* [TASK TO COMPLETE]
Examine the entries below, count the lines holding the string "должны", and respond with the number only.

* [RECORD EXCERPTS]
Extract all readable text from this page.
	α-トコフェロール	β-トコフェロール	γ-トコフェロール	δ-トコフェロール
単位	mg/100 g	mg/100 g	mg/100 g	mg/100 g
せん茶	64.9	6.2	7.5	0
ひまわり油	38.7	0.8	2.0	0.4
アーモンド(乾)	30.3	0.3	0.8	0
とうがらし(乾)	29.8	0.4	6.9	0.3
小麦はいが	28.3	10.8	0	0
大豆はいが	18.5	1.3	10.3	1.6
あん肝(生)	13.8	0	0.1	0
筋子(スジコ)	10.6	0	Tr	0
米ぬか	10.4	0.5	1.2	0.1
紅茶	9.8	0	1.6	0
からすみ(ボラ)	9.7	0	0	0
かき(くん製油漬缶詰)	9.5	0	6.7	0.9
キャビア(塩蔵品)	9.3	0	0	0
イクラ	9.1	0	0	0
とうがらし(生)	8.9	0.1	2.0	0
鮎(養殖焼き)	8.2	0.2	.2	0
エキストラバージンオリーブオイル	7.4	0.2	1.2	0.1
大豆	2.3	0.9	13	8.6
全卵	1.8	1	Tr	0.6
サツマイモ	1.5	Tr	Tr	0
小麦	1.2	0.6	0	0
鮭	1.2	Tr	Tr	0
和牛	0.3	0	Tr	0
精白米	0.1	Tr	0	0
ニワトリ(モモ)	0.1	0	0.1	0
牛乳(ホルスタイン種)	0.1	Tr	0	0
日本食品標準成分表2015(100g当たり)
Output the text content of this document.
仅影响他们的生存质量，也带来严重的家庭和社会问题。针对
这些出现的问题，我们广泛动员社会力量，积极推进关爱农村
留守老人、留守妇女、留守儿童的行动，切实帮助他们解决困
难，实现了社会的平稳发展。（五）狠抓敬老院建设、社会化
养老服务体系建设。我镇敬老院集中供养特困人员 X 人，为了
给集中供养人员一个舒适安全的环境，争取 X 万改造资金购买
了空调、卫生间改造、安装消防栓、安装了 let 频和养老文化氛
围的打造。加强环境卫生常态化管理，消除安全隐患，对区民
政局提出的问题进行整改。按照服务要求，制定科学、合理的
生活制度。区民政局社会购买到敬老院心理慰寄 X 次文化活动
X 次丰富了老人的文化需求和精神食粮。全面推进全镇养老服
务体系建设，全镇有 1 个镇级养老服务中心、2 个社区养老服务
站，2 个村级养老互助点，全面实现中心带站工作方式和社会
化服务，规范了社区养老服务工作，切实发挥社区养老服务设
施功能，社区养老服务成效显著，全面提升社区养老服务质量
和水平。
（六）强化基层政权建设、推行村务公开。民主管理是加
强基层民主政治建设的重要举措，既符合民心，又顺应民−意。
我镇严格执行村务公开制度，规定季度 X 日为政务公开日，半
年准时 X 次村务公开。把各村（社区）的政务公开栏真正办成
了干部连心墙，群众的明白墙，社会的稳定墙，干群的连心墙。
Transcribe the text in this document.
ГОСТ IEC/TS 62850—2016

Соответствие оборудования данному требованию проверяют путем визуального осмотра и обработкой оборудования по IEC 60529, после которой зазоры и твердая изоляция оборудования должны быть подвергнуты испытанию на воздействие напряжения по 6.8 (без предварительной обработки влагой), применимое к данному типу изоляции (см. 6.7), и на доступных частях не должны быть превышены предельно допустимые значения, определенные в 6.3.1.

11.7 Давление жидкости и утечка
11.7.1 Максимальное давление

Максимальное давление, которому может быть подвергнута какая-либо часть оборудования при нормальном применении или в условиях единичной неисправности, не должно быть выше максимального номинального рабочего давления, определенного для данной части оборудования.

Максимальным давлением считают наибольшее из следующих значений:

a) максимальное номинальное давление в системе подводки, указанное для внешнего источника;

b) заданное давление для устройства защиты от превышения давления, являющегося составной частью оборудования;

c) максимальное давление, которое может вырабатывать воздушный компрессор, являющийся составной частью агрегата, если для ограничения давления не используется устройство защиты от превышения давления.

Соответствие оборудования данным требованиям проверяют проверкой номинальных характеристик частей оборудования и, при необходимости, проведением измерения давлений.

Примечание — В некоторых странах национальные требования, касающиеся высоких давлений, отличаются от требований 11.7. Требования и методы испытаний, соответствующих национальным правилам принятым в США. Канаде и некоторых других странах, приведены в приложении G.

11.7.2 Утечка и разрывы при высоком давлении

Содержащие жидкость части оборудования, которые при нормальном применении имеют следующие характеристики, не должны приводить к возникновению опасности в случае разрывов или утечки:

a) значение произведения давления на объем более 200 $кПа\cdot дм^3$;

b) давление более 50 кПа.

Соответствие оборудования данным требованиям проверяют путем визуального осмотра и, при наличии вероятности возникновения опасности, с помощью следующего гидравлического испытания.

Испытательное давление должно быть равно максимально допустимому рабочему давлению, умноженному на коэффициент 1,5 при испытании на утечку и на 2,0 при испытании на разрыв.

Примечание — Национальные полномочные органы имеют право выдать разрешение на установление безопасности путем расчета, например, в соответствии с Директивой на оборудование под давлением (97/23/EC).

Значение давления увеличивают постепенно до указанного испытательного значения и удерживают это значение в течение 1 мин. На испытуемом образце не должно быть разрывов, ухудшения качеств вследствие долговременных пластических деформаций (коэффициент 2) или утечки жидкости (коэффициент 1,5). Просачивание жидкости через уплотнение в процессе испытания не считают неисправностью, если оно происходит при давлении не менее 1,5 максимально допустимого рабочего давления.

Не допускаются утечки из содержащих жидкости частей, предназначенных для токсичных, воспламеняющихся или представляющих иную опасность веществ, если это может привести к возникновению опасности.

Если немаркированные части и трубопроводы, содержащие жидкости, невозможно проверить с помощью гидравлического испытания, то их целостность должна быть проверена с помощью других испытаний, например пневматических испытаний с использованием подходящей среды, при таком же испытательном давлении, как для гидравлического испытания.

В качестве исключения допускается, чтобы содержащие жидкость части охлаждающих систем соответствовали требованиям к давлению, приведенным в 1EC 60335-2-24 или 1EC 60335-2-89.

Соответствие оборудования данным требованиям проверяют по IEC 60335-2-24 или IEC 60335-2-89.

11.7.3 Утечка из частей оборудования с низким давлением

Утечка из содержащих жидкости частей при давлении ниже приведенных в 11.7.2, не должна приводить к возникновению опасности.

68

* [RESULT FOR THIS EXERCISE]
2